To be done
Put the records from the start through the line containing "give bounding boxes" into a Markdown table with the columns Row and Record line, with one numbered row per line. Skip blank lines and leave out the pictures.

Element and region data

════════════════════

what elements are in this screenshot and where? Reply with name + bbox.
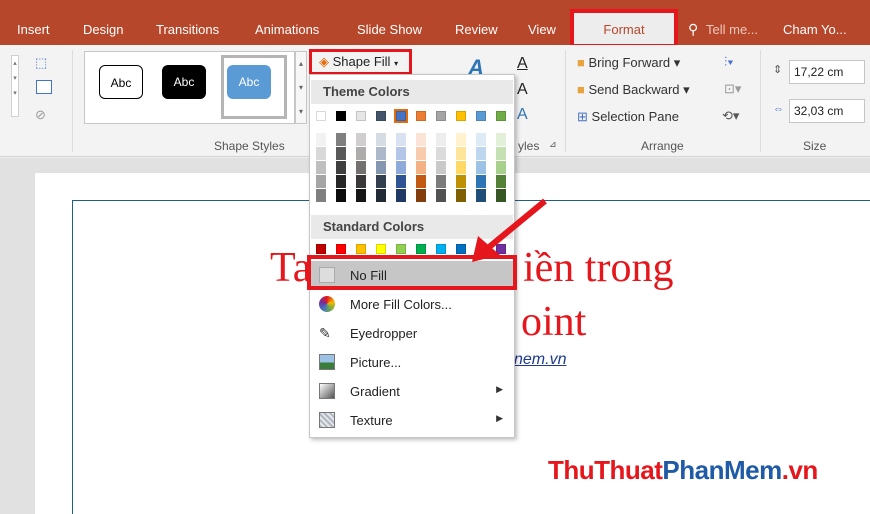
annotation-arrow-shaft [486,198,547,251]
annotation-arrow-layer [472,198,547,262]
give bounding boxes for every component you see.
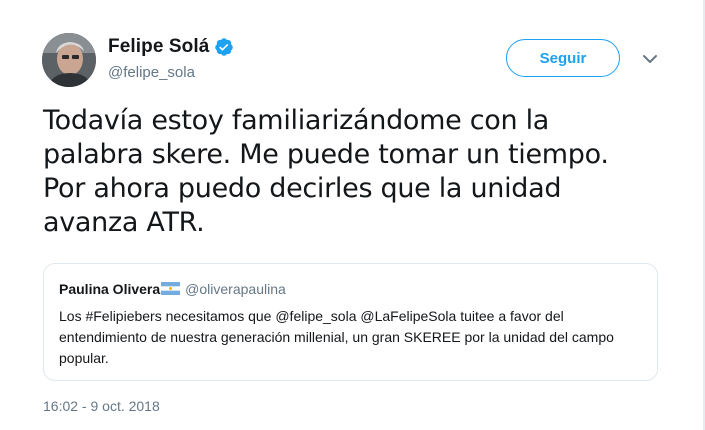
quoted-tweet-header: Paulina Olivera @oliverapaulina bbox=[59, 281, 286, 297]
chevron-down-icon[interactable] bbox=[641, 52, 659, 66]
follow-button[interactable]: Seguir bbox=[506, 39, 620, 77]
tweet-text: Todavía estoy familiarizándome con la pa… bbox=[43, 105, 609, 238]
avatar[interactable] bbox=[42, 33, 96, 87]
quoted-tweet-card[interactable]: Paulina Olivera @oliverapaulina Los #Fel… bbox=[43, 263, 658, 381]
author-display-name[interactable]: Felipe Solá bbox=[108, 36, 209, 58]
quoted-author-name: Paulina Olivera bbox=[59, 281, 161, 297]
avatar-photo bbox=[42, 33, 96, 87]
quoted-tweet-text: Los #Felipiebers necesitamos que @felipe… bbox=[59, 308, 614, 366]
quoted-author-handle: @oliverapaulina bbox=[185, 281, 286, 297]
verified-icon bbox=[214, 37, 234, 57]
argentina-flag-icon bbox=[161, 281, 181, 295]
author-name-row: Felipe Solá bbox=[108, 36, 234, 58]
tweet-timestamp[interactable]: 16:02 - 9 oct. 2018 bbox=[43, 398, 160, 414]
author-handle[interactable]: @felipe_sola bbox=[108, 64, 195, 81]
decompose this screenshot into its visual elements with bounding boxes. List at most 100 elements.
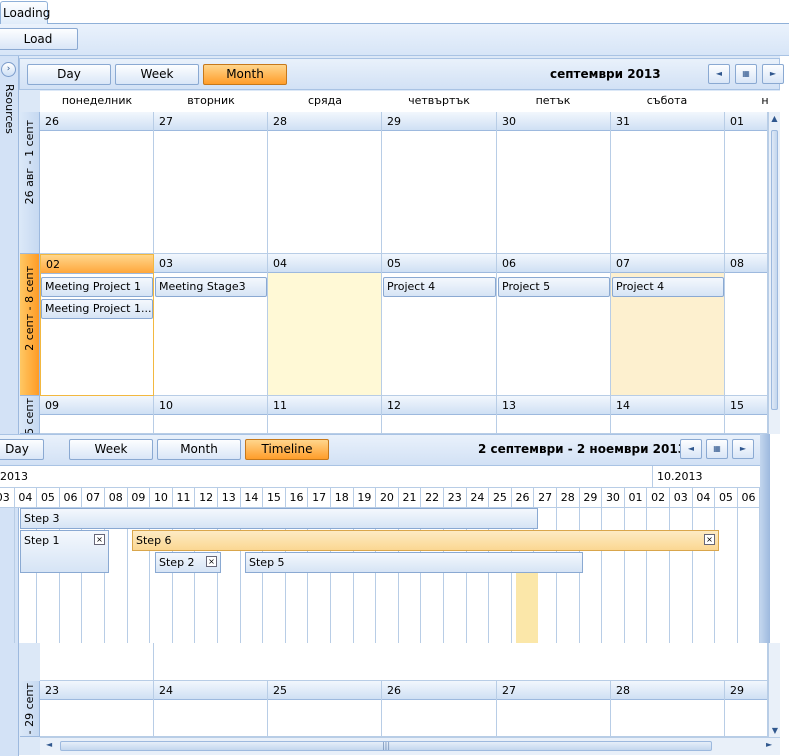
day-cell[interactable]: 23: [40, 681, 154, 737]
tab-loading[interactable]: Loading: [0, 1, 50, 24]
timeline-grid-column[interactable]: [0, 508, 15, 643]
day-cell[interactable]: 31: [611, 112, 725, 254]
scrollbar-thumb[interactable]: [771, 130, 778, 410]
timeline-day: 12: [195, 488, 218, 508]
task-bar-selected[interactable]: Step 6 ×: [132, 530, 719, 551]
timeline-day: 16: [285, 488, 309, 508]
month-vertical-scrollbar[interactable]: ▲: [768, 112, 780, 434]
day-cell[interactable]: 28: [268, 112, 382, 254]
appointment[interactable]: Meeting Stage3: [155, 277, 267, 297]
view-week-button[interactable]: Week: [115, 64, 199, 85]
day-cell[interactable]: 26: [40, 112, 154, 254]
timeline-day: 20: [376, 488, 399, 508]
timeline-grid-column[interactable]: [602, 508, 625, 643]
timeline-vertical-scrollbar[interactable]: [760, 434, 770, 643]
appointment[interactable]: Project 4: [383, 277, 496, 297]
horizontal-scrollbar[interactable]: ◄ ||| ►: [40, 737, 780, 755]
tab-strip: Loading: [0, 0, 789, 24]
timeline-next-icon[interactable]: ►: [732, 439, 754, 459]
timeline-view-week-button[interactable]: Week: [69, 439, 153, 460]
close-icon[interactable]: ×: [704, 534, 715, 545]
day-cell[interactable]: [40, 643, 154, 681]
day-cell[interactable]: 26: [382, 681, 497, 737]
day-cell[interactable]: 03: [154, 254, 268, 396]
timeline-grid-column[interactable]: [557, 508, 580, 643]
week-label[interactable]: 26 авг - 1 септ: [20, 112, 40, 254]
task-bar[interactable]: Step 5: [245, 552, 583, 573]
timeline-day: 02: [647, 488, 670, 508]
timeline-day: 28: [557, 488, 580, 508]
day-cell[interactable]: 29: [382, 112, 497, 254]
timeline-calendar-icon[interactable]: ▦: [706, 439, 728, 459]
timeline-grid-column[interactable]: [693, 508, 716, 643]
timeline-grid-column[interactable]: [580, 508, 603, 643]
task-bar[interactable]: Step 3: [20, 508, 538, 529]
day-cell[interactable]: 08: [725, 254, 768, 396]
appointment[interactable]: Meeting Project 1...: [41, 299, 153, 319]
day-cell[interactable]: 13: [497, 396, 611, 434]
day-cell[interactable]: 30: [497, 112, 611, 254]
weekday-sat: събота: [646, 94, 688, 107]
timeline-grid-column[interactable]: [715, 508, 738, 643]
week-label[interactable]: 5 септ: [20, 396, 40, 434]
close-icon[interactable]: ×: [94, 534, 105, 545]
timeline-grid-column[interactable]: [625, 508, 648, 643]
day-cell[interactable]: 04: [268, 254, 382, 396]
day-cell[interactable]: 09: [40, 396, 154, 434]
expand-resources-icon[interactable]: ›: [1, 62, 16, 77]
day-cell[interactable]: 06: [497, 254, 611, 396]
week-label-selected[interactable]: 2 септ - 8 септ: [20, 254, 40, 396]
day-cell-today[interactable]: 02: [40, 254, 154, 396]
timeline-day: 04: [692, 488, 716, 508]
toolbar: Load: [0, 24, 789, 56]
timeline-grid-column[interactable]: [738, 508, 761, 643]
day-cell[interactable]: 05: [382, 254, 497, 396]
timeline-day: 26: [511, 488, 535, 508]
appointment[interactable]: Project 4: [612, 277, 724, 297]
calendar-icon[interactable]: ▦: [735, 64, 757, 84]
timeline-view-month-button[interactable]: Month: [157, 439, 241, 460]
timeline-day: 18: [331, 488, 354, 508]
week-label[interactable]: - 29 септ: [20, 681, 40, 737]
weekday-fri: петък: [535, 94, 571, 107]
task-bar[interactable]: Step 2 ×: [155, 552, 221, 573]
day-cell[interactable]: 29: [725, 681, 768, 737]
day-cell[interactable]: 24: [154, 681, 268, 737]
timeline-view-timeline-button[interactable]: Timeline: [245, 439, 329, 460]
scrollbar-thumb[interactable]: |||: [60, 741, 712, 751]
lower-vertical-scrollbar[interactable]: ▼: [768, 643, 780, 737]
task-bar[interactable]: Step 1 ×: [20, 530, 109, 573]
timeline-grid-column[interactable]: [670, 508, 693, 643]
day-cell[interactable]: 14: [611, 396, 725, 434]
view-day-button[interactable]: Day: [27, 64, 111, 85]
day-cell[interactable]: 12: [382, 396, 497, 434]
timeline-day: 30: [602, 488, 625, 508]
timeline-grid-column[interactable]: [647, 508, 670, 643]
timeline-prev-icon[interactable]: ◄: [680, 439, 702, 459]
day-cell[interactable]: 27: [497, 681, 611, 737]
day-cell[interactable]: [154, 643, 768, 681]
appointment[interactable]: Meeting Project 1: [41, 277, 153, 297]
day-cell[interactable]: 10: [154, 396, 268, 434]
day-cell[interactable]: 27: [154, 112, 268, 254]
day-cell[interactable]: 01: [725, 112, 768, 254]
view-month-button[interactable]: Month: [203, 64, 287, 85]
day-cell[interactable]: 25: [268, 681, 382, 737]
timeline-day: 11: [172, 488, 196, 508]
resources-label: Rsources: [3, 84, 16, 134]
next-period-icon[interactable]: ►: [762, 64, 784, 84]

════════════════════

Answer in full
| Row | Record line |
|---|---|
| 1 | what elements are in this screenshot and where? Reply with name + bbox. |
| 2 | annotation-arrow-shaft [486,198,547,251] |
| 3 | annotation-arrow-layer [472,198,547,262] |
| 4 | give bounding boxes for every component you see. |